§ **Set task**: Wherever the string "mounted" appears in the listing, copy that line.

── Data for this exercise

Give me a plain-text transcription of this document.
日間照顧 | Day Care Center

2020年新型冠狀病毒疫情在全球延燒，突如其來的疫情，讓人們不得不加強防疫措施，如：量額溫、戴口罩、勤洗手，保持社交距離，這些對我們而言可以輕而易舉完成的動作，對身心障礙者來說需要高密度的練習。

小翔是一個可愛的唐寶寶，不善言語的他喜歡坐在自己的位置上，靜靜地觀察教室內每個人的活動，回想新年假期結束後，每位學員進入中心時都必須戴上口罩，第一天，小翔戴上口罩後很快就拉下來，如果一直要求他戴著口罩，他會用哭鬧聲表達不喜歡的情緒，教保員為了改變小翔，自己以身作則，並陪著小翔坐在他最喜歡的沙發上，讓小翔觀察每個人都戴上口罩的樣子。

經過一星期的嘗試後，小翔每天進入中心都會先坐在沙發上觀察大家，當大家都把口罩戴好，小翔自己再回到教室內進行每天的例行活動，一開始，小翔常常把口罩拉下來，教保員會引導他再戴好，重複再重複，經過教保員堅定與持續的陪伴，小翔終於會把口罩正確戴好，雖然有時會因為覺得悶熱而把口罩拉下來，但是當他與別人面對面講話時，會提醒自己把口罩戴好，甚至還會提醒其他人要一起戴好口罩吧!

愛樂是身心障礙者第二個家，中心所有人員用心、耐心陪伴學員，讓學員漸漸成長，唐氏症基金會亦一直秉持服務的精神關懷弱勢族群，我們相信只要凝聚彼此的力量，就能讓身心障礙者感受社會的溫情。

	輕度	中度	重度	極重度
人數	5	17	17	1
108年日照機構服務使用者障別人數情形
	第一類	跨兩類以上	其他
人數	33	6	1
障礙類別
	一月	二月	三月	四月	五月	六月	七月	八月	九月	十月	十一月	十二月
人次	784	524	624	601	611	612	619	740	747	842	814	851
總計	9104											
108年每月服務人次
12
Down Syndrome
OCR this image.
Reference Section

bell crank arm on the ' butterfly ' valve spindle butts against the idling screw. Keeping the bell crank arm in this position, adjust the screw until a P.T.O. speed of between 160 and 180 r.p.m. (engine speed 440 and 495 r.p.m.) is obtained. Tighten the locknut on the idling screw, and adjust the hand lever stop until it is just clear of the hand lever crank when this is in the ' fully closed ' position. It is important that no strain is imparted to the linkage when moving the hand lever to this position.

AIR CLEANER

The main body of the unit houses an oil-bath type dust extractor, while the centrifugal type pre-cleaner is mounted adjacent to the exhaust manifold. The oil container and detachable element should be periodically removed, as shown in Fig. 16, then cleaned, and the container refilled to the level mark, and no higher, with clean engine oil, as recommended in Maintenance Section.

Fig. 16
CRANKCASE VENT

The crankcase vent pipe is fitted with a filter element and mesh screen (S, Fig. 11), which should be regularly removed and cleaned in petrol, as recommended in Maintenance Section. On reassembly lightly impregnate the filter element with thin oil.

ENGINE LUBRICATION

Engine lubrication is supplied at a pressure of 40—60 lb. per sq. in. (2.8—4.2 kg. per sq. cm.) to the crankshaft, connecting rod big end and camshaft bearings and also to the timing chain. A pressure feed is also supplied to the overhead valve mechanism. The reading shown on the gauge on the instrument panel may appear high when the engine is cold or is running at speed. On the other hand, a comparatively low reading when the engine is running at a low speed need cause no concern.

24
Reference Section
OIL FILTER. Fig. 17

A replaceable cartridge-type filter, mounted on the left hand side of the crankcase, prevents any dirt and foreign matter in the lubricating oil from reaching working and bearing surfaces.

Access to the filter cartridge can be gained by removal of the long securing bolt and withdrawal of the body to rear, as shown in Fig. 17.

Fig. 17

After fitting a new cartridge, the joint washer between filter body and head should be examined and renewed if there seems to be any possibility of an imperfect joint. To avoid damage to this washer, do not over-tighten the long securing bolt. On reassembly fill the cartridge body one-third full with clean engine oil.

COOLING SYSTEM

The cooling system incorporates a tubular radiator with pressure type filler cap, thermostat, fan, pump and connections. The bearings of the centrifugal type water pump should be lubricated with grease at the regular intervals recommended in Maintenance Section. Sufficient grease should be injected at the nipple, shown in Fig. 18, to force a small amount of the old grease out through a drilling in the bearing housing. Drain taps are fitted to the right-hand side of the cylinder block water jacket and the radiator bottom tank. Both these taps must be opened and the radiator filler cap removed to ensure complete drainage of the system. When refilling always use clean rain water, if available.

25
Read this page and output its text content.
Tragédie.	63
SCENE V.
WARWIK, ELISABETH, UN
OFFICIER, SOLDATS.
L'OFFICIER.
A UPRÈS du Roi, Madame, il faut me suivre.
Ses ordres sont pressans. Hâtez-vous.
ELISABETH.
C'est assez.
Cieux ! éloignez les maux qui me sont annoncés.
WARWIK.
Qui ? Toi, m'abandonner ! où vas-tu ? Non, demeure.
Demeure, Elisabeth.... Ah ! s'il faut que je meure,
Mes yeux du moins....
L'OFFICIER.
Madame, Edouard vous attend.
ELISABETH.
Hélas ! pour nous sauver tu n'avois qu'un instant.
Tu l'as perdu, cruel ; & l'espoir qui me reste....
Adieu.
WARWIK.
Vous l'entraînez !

────

§ **Result below**:
The main body of the unit houses an oil-bath type dust extractor, while the centrifugal type pre-cleaner is mounted adjacent to the exhaust manifold. The oil container and detachable element should be periodically removed, as shown in Fig. 16, then cleaned, and the container refilled to the level mark, and no higher, with clean engine oil, as recommended in Maintenance Section.
A replaceable cartridge-type filter, mounted on the left hand side of the crankcase, prevents any dirt and foreign matter in the lubricating oil from reaching working and bearing surfaces.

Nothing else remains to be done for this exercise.